• _Direction_
Every line in the listing is to be echoed verbatim.

+++ Data to use

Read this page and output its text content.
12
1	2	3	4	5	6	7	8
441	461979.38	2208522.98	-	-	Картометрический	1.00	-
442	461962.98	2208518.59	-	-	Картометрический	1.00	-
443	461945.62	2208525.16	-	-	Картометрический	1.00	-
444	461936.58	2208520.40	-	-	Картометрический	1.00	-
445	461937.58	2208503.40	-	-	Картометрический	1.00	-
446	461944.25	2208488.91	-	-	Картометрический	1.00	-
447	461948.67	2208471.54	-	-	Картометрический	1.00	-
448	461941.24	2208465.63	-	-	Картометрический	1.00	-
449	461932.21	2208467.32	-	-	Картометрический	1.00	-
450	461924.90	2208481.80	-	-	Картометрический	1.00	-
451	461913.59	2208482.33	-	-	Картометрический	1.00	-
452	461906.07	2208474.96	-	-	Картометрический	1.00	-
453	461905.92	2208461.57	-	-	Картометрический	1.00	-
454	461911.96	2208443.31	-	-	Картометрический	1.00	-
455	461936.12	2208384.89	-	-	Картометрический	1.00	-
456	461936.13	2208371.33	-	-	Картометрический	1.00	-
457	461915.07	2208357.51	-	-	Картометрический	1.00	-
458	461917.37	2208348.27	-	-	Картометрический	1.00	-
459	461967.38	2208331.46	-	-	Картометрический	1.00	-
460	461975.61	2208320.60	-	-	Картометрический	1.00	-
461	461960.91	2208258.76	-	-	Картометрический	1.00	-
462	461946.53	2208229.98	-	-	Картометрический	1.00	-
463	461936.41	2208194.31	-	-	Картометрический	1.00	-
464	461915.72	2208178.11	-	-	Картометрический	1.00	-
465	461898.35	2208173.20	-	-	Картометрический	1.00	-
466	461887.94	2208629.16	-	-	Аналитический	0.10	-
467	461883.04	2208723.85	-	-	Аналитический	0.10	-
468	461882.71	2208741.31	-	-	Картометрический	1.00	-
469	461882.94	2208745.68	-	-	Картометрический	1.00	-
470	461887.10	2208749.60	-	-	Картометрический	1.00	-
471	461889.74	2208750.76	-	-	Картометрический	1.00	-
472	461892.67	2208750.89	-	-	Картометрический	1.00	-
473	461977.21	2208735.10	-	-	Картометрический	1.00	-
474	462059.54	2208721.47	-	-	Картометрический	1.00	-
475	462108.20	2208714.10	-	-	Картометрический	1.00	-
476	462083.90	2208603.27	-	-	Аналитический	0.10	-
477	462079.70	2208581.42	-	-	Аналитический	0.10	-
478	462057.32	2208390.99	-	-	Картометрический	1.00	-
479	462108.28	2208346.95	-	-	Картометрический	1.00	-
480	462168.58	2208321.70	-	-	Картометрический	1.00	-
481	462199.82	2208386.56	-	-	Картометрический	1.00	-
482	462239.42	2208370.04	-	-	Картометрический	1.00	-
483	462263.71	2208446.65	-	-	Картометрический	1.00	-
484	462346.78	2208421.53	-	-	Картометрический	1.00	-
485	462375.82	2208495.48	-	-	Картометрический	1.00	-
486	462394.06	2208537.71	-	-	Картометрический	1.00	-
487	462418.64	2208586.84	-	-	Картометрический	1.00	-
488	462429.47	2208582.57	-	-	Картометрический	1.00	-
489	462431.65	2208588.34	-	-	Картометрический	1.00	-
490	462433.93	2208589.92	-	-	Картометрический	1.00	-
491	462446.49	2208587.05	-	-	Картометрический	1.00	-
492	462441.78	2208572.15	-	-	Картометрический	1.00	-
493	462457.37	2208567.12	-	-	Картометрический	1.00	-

++++++

• _Full answer_
Read this page and output its text content.
12
1	2	3	4	5	6	7	8
441	461979.38	2208522.98	-	-	Картометрический	1.00	-
442	461962.98	2208518.59	-	-	Картометрический	1.00	-
443	461945.62	2208525.16	-	-	Картометрический	1.00	-
444	461936.58	2208520.40	-	-	Картометрический	1.00	-
445	461937.58	2208503.40	-	-	Картометрический	1.00	-
446	461944.25	2208488.91	-	-	Картометрический	1.00	-
447	461948.67	2208471.54	-	-	Картометрический	1.00	-
448	461941.24	2208465.63	-	-	Картометрический	1.00	-
449	461932.21	2208467.32	-	-	Картометрический	1.00	-
450	461924.90	2208481.80	-	-	Картометрический	1.00	-
451	461913.59	2208482.33	-	-	Картометрический	1.00	-
452	461906.07	2208474.96	-	-	Картометрический	1.00	-
453	461905.92	2208461.57	-	-	Картометрический	1.00	-
454	461911.96	2208443.31	-	-	Картометрический	1.00	-
455	461936.12	2208384.89	-	-	Картометрический	1.00	-
456	461936.13	2208371.33	-	-	Картометрический	1.00	-
457	461915.07	2208357.51	-	-	Картометрический	1.00	-
458	461917.37	2208348.27	-	-	Картометрический	1.00	-
459	461967.38	2208331.46	-	-	Картометрический	1.00	-
460	461975.61	2208320.60	-	-	Картометрический	1.00	-
461	461960.91	2208258.76	-	-	Картометрический	1.00	-
462	461946.53	2208229.98	-	-	Картометрический	1.00	-
463	461936.41	2208194.31	-	-	Картометрический	1.00	-
464	461915.72	2208178.11	-	-	Картометрический	1.00	-
465	461898.35	2208173.20	-	-	Картометрический	1.00	-
466	461887.94	2208629.16	-	-	Аналитический	0.10	-
467	461883.04	2208723.85	-	-	Аналитический	0.10	-
468	461882.71	2208741.31	-	-	Картометрический	1.00	-
469	461882.94	2208745.68	-	-	Картометрический	1.00	-
470	461887.10	2208749.60	-	-	Картометрический	1.00	-
471	461889.74	2208750.76	-	-	Картометрический	1.00	-
472	461892.67	2208750.89	-	-	Картометрический	1.00	-
473	461977.21	2208735.10	-	-	Картометрический	1.00	-
474	462059.54	2208721.47	-	-	Картометрический	1.00	-
475	462108.20	2208714.10	-	-	Картометрический	1.00	-
476	462083.90	2208603.27	-	-	Аналитический	0.10	-
477	462079.70	2208581.42	-	-	Аналитический	0.10	-
478	462057.32	2208390.99	-	-	Картометрический	1.00	-
479	462108.28	2208346.95	-	-	Картометрический	1.00	-
480	462168.58	2208321.70	-	-	Картометрический	1.00	-
481	462199.82	2208386.56	-	-	Картометрический	1.00	-
482	462239.42	2208370.04	-	-	Картометрический	1.00	-
483	462263.71	2208446.65	-	-	Картометрический	1.00	-
484	462346.78	2208421.53	-	-	Картометрический	1.00	-
485	462375.82	2208495.48	-	-	Картометрический	1.00	-
486	462394.06	2208537.71	-	-	Картометрический	1.00	-
487	462418.64	2208586.84	-	-	Картометрический	1.00	-
488	462429.47	2208582.57	-	-	Картометрический	1.00	-
489	462431.65	2208588.34	-	-	Картометрический	1.00	-
490	462433.93	2208589.92	-	-	Картометрический	1.00	-
491	462446.49	2208587.05	-	-	Картометрический	1.00	-
492	462441.78	2208572.15	-	-	Картометрический	1.00	-
493	462457.37	2208567.12	-	-	Картометрический	1.00	-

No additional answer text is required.